Challenge.
Check the listing below line by line and report how many lines hold "Petition", with no other words.

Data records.
#####
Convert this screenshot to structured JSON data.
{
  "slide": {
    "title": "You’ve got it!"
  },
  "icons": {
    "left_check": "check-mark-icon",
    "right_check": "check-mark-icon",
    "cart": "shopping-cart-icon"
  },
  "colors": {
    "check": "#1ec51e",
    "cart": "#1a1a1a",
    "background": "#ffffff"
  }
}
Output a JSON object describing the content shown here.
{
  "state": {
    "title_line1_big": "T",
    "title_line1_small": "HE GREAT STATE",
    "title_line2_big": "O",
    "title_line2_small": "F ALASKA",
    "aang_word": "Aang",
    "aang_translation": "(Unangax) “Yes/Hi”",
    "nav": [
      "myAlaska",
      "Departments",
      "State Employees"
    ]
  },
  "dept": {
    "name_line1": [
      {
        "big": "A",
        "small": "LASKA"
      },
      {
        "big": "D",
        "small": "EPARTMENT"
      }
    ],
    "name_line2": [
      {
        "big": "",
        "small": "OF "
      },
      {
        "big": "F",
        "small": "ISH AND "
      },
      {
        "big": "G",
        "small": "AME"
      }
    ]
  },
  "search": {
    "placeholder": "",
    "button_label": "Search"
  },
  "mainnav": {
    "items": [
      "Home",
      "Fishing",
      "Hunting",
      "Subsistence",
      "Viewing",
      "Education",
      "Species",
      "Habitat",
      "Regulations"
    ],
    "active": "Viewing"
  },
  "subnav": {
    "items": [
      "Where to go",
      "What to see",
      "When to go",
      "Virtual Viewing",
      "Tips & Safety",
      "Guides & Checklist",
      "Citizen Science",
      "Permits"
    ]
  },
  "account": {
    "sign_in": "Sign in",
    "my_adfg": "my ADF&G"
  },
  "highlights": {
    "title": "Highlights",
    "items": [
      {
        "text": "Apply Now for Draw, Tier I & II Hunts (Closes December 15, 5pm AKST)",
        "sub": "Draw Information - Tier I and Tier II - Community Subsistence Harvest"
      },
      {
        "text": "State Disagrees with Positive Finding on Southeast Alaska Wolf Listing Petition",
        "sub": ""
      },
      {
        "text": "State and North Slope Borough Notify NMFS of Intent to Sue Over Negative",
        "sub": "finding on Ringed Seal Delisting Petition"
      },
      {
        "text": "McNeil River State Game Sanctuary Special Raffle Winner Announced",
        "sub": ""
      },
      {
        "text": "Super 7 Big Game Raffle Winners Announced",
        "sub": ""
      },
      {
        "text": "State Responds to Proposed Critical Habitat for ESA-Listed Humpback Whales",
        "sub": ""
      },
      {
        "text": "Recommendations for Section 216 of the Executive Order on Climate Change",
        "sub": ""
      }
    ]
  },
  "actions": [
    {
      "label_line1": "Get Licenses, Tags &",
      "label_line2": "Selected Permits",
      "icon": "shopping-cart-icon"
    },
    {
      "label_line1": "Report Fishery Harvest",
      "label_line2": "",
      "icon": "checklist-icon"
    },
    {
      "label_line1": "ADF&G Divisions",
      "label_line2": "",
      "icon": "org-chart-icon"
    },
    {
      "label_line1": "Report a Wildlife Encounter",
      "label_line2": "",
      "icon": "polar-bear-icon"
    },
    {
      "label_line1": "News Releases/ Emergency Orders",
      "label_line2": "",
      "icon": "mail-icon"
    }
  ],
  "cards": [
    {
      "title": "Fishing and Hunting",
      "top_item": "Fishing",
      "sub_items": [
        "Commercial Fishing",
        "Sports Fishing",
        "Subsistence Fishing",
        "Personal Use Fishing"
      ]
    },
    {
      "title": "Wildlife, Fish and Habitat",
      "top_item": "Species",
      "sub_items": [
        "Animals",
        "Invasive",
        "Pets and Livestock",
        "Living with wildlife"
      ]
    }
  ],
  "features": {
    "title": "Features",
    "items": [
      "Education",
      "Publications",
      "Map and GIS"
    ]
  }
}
#####
Result of the task.
2